## [Extracted information]
-------------------------

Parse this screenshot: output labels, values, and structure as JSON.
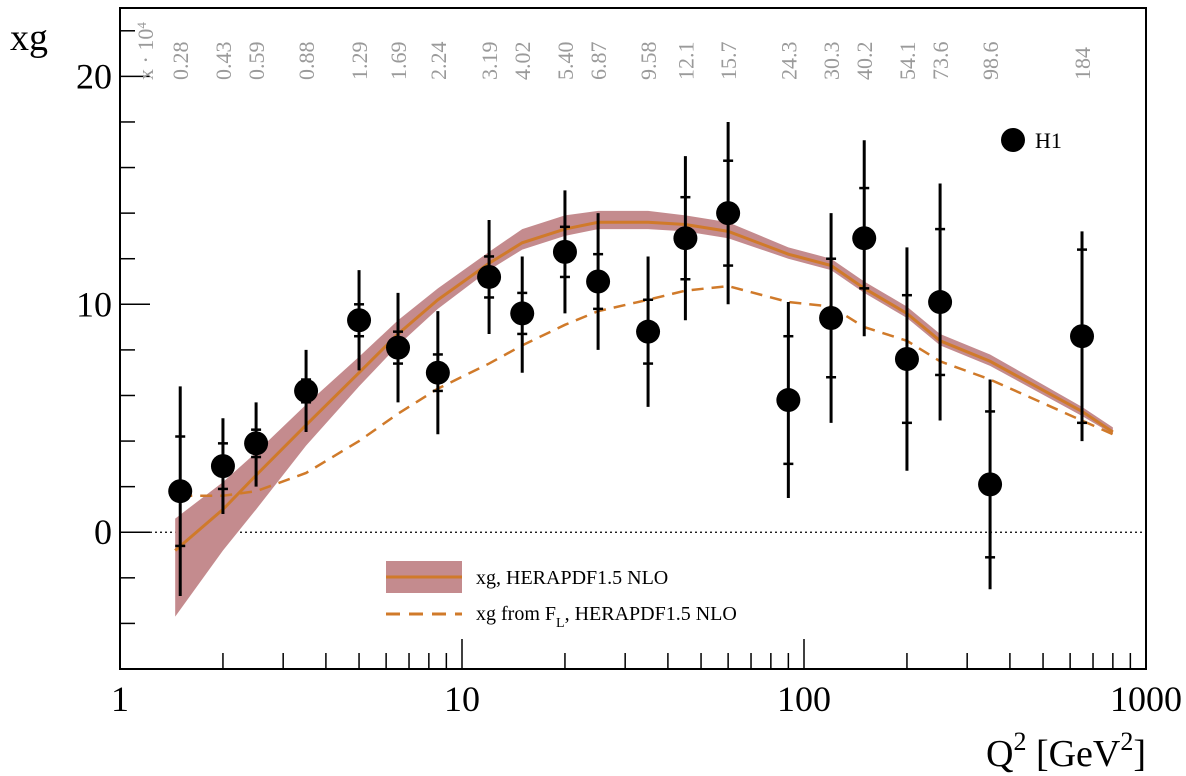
{
  "chart_data": {
    "type": "scatter",
    "x_scale": "log",
    "xlim": [
      1,
      1000
    ],
    "ylim": [
      -6,
      23
    ],
    "xlabel": "Q",
    "xlabel_sup": "2",
    "xlabel_unit_open": " [GeV",
    "xlabel_unit_sup": "2",
    "xlabel_unit_close": "]",
    "ylabel": "xg",
    "x_ticks": [
      1,
      10,
      100,
      1000
    ],
    "x_tick_labels": [
      "1",
      "10",
      "100",
      "1000"
    ],
    "y_ticks": [
      0,
      10,
      20
    ],
    "y_tick_labels": [
      "0",
      "10",
      "20"
    ],
    "zero_line": "dotted",
    "top_axis_prefix": "x · 10",
    "top_axis_prefix_sup": "4",
    "top_axis_labels": [
      {
        "q2": 1.5,
        "x": "0.28"
      },
      {
        "q2": 2.0,
        "x": "0.43"
      },
      {
        "q2": 2.5,
        "x": "0.59"
      },
      {
        "q2": 3.5,
        "x": "0.88"
      },
      {
        "q2": 5.0,
        "x": "1.29"
      },
      {
        "q2": 6.5,
        "x": "1.69"
      },
      {
        "q2": 8.5,
        "x": "2.24"
      },
      {
        "q2": 12,
        "x": "3.19"
      },
      {
        "q2": 15,
        "x": "4.02"
      },
      {
        "q2": 20,
        "x": "5.40"
      },
      {
        "q2": 25,
        "x": "6.87"
      },
      {
        "q2": 35,
        "x": "9.58"
      },
      {
        "q2": 45,
        "x": "12.1"
      },
      {
        "q2": 60,
        "x": "15.7"
      },
      {
        "q2": 90,
        "x": "24.3"
      },
      {
        "q2": 120,
        "x": "30.3"
      },
      {
        "q2": 150,
        "x": "40.2"
      },
      {
        "q2": 200,
        "x": "54.1"
      },
      {
        "q2": 250,
        "x": "73.6"
      },
      {
        "q2": 350,
        "x": "98.6"
      },
      {
        "q2": 650,
        "x": "184"
      }
    ],
    "series": [
      {
        "name": "H1",
        "kind": "points",
        "color": "#000000",
        "points": [
          {
            "x": 1.5,
            "y": 1.8,
            "stat": 2.4,
            "tot_lo": 4.6,
            "tot_hi": 4.6
          },
          {
            "x": 2.0,
            "y": 2.9,
            "stat": 1.0,
            "tot_lo": 2.1,
            "tot_hi": 2.1
          },
          {
            "x": 2.5,
            "y": 3.9,
            "stat": 0.6,
            "tot_lo": 1.9,
            "tot_hi": 1.8
          },
          {
            "x": 3.5,
            "y": 6.2,
            "stat": 0.5,
            "tot_lo": 1.8,
            "tot_hi": 1.8
          },
          {
            "x": 5.0,
            "y": 9.3,
            "stat": 0.7,
            "tot_lo": 2.2,
            "tot_hi": 2.2
          },
          {
            "x": 6.5,
            "y": 8.1,
            "stat": 0.7,
            "tot_lo": 2.4,
            "tot_hi": 2.4
          },
          {
            "x": 8.5,
            "y": 7.0,
            "stat": 0.8,
            "tot_lo": 2.7,
            "tot_hi": 2.7
          },
          {
            "x": 12,
            "y": 11.2,
            "stat": 0.9,
            "tot_lo": 2.5,
            "tot_hi": 2.5
          },
          {
            "x": 15,
            "y": 9.6,
            "stat": 0.9,
            "tot_lo": 2.6,
            "tot_hi": 2.5
          },
          {
            "x": 20,
            "y": 12.3,
            "stat": 1.1,
            "tot_lo": 2.7,
            "tot_hi": 2.7
          },
          {
            "x": 25,
            "y": 11.0,
            "stat": 1.2,
            "tot_lo": 3.0,
            "tot_hi": 3.0
          },
          {
            "x": 35,
            "y": 8.8,
            "stat": 1.4,
            "tot_lo": 3.3,
            "tot_hi": 3.3
          },
          {
            "x": 45,
            "y": 12.9,
            "stat": 1.8,
            "tot_lo": 3.6,
            "tot_hi": 3.6
          },
          {
            "x": 60,
            "y": 14.0,
            "stat": 2.3,
            "tot_lo": 4.0,
            "tot_hi": 4.0
          },
          {
            "x": 90,
            "y": 5.8,
            "stat": 2.8,
            "tot_lo": 4.3,
            "tot_hi": 4.3
          },
          {
            "x": 120,
            "y": 9.4,
            "stat": 2.6,
            "tot_lo": 4.6,
            "tot_hi": 4.6
          },
          {
            "x": 150,
            "y": 12.9,
            "stat": 2.2,
            "tot_lo": 4.3,
            "tot_hi": 4.3
          },
          {
            "x": 200,
            "y": 7.6,
            "stat": 2.8,
            "tot_lo": 4.9,
            "tot_hi": 4.9
          },
          {
            "x": 250,
            "y": 10.1,
            "stat": 3.2,
            "tot_lo": 5.2,
            "tot_hi": 5.2
          },
          {
            "x": 350,
            "y": 2.1,
            "stat": 3.2,
            "tot_lo": 4.6,
            "tot_hi": 4.6
          },
          {
            "x": 650,
            "y": 8.6,
            "stat": 3.8,
            "tot_lo": 4.6,
            "tot_hi": 4.6
          }
        ]
      },
      {
        "name": "xg, HERAPDF1.5 NLO",
        "kind": "line-band",
        "color": "#d07a2a",
        "band_color": "#c48b8e",
        "x": [
          1.45,
          2,
          2.5,
          3.5,
          5,
          6.5,
          8.5,
          12,
          15,
          20,
          25,
          35,
          45,
          60,
          90,
          120,
          150,
          200,
          250,
          350,
          650,
          800
        ],
        "y": [
          -0.8,
          1.0,
          2.5,
          4.7,
          7.0,
          8.7,
          10.2,
          11.8,
          12.7,
          13.3,
          13.6,
          13.6,
          13.5,
          13.2,
          12.2,
          11.7,
          10.7,
          9.6,
          8.4,
          7.5,
          5.3,
          4.4
        ],
        "lo": [
          -3.7,
          -0.8,
          1.0,
          3.8,
          6.4,
          8.2,
          9.8,
          11.5,
          12.4,
          13.0,
          13.3,
          13.3,
          13.2,
          12.9,
          12.0,
          11.5,
          10.5,
          9.4,
          8.2,
          7.3,
          5.1,
          4.3
        ],
        "hi": [
          0.6,
          2.2,
          3.5,
          5.6,
          7.7,
          9.3,
          10.7,
          12.3,
          13.3,
          13.9,
          14.1,
          14.1,
          13.9,
          13.6,
          12.5,
          12.0,
          11.0,
          9.9,
          8.7,
          7.8,
          5.5,
          4.6
        ]
      },
      {
        "name": "xg from F",
        "name_sub": "L",
        "name_suffix": ", HERAPDF1.5 NLO",
        "kind": "dashed-line",
        "color": "#d07a2a",
        "x": [
          1.5,
          2.0,
          2.5,
          3.5,
          5,
          6.5,
          8.5,
          12,
          15,
          20,
          25,
          35,
          45,
          60,
          90,
          120,
          150,
          200,
          250,
          350,
          650,
          800
        ],
        "y": [
          1.6,
          1.6,
          1.8,
          2.6,
          4.0,
          5.2,
          6.3,
          7.4,
          8.2,
          9.1,
          9.7,
          10.2,
          10.6,
          10.8,
          10.1,
          9.9,
          9.0,
          8.4,
          7.5,
          6.7,
          4.9,
          4.3
        ]
      }
    ],
    "legend": {
      "placement": "lower-center",
      "entries": [
        "xg, HERAPDF1.5 NLO",
        "xg from F_L, HERAPDF1.5 NLO"
      ]
    },
    "h1_legend": {
      "placement": "top-right",
      "label": "H1"
    }
  }
}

-------------------------

## [Your instructions]
Scan the listing above for the word "placement" and copy every line that holds it.

## [Answer for the task]
      "placement": "lower-center",
      "placement": "top-right",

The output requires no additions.